= TASK GOAL =
Scan the records below for the word "implications" and give only the number of lines that hold it.
*** RECORDS SHOWN
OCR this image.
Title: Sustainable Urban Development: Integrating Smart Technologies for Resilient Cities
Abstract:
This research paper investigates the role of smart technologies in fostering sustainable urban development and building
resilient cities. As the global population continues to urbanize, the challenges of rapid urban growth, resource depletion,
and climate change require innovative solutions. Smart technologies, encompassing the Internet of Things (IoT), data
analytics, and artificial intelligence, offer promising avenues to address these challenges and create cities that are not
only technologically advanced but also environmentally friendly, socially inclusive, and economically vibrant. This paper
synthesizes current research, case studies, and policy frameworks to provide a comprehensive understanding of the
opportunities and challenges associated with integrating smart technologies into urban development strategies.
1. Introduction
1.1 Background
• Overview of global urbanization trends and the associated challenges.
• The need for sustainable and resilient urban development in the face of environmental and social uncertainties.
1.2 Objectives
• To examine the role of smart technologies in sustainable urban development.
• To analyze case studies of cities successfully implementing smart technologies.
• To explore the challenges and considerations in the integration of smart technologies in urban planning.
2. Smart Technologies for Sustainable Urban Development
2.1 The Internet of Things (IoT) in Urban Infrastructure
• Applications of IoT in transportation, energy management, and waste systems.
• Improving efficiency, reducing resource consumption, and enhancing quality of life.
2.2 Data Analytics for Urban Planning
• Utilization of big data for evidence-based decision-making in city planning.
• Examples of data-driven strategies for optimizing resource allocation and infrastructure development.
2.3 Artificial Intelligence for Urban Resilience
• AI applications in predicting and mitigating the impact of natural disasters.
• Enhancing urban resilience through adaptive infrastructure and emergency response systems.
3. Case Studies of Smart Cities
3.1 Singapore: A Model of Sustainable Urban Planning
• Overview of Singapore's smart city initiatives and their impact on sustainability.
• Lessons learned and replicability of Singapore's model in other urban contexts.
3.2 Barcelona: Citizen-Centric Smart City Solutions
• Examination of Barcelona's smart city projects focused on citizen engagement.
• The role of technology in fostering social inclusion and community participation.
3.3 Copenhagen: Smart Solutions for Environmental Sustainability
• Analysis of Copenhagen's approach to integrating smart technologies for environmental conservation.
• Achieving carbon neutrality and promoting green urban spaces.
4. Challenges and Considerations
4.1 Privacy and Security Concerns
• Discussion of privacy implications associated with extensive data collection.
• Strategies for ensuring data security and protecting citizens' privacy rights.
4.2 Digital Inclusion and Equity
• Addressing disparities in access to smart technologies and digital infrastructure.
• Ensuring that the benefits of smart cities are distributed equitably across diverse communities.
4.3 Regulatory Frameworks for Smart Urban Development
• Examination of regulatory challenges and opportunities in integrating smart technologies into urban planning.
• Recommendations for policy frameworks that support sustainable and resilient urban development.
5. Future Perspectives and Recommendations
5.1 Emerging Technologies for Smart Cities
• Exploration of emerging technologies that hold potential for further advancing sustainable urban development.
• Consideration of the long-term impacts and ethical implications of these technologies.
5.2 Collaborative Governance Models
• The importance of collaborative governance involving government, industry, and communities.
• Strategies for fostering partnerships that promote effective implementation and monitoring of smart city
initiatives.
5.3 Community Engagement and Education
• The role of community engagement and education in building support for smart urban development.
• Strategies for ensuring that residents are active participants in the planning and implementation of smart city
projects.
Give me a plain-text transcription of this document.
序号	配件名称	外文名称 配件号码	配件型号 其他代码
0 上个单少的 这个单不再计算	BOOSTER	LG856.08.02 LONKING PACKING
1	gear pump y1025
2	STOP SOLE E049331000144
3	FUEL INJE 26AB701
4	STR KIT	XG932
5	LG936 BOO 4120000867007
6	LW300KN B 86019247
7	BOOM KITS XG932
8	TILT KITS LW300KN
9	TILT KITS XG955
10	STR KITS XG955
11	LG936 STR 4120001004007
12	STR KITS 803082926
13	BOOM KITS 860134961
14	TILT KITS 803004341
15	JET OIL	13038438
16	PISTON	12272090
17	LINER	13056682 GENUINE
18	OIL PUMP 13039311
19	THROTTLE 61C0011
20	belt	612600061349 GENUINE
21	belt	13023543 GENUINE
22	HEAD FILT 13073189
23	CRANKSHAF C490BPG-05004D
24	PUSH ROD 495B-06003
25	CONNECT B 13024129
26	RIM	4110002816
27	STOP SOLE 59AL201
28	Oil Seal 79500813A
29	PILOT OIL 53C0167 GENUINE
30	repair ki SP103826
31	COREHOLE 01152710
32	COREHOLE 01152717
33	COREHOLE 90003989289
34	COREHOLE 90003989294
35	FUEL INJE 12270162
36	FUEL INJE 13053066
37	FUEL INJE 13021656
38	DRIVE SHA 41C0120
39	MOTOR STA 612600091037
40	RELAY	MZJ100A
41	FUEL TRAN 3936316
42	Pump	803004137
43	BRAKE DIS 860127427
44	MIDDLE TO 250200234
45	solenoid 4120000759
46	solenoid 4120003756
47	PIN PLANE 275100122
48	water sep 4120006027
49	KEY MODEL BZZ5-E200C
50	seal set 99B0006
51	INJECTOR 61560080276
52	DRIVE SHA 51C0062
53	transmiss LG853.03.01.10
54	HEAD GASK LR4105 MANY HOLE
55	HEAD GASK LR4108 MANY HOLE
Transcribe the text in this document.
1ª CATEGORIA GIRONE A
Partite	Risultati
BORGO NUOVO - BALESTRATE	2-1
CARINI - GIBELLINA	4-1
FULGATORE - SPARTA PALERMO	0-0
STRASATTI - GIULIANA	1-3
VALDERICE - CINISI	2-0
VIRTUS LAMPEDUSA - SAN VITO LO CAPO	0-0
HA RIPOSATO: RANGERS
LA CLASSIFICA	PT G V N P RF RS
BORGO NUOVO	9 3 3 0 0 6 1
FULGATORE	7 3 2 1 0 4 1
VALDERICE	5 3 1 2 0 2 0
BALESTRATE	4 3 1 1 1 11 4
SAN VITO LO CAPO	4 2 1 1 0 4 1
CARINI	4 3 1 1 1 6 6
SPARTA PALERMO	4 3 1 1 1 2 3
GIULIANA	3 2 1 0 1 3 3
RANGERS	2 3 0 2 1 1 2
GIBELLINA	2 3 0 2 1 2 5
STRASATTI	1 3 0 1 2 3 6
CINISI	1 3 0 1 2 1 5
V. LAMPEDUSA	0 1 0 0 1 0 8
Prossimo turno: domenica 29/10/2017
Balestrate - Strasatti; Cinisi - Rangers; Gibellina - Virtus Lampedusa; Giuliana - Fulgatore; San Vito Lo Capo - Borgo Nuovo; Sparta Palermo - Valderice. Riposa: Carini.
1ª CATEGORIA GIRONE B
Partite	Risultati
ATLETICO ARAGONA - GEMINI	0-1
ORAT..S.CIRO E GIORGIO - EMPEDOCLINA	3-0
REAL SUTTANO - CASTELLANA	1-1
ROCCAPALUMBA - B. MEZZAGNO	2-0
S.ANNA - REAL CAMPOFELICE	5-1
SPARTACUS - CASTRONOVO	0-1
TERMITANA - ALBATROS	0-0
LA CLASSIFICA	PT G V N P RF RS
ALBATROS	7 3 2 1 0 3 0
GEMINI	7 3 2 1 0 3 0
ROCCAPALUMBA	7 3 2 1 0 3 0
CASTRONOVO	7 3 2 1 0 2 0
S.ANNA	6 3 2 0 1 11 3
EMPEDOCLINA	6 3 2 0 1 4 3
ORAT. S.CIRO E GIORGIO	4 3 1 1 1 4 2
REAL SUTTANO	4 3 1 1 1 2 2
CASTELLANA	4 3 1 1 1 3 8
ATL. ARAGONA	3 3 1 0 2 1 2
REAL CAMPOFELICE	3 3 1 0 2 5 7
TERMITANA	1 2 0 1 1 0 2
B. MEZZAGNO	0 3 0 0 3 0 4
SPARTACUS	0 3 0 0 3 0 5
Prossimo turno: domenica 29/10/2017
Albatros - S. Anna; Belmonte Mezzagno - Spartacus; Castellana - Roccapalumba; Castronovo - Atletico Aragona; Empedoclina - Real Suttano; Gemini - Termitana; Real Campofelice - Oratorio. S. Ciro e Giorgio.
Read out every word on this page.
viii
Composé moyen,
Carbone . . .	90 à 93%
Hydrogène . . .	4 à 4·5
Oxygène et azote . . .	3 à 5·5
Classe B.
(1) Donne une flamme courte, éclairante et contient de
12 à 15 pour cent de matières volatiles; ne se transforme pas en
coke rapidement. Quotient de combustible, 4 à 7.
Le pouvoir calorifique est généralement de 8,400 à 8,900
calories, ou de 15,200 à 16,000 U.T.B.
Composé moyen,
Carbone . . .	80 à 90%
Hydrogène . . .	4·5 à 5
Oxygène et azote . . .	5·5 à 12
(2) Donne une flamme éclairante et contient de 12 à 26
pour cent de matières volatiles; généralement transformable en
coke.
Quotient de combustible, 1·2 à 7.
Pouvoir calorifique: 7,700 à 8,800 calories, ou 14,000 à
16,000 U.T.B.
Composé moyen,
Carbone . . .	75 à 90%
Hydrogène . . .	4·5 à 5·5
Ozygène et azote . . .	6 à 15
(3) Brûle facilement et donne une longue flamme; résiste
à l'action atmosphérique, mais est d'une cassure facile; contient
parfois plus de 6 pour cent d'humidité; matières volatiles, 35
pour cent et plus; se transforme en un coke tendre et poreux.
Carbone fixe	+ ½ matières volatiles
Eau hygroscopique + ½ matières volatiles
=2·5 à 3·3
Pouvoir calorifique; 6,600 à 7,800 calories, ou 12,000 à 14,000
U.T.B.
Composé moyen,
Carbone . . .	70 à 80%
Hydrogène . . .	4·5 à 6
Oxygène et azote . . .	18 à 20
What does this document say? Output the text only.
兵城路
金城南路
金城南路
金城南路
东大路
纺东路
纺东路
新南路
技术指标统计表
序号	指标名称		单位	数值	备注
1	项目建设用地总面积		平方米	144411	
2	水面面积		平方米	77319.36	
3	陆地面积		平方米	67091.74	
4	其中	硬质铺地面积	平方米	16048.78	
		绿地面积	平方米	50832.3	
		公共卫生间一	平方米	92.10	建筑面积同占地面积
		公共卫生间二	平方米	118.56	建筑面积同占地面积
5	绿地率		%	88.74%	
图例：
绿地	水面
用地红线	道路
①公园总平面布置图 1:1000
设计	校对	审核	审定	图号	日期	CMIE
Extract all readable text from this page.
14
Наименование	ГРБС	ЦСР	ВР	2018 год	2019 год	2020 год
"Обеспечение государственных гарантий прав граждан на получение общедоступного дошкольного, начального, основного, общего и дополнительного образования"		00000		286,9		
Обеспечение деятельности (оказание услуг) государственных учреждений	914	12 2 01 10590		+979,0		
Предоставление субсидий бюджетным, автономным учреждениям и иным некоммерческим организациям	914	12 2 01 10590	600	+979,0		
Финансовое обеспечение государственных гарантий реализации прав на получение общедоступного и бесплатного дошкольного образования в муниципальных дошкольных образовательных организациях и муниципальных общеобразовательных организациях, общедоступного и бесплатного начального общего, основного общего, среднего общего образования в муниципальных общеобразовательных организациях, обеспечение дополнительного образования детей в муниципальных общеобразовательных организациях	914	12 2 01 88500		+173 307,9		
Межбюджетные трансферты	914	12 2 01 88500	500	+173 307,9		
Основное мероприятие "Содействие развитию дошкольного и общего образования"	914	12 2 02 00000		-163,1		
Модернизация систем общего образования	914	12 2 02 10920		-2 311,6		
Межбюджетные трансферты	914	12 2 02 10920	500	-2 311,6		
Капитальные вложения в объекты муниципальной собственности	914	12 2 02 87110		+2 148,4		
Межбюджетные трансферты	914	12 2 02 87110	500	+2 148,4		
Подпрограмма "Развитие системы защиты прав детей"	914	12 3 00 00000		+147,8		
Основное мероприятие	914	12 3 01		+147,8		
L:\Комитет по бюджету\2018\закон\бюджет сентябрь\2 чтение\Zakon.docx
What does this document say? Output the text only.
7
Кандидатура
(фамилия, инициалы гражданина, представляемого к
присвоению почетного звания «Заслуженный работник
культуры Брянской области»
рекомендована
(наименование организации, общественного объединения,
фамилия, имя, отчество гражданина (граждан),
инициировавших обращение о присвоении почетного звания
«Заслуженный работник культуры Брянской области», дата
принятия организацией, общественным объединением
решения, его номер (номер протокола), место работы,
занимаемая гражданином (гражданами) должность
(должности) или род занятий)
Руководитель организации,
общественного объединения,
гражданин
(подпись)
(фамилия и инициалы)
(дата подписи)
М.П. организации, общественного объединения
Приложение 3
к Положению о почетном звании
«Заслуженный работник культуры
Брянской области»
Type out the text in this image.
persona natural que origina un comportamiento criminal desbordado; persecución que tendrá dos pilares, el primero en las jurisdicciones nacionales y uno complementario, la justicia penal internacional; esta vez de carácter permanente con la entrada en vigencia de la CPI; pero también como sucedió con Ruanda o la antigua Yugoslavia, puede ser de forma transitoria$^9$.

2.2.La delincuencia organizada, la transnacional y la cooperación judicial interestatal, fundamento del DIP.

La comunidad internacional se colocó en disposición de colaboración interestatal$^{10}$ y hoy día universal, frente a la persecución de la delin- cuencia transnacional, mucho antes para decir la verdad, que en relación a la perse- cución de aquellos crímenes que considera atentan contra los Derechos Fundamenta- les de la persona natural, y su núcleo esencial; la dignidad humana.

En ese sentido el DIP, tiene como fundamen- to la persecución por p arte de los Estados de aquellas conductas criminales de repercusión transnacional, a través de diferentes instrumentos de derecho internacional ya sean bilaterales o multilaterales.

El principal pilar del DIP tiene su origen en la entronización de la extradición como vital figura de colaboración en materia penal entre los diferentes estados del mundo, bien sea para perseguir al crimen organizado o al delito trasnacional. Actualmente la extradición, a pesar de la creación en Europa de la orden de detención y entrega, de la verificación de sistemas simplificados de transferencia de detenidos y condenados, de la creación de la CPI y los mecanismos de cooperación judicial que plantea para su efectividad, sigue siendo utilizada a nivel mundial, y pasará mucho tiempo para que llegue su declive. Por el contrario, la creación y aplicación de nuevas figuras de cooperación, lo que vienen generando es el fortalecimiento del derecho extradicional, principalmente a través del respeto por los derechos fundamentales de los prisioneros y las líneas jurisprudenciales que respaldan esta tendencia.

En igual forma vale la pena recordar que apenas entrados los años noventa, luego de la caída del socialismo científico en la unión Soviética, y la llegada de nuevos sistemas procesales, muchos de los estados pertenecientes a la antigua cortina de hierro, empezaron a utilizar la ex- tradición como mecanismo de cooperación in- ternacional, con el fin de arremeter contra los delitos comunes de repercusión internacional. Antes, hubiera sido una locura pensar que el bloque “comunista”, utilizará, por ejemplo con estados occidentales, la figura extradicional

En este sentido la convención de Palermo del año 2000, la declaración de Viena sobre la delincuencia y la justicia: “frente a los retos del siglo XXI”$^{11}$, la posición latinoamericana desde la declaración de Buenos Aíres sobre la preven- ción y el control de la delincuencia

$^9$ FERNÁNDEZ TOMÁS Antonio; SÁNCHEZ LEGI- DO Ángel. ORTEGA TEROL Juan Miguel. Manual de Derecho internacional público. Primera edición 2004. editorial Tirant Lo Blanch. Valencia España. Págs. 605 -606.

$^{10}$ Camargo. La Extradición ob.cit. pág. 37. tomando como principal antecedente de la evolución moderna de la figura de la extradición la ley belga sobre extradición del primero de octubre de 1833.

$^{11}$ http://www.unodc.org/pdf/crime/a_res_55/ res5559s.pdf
******
= SOLUTION TO THE EXERCISE =
2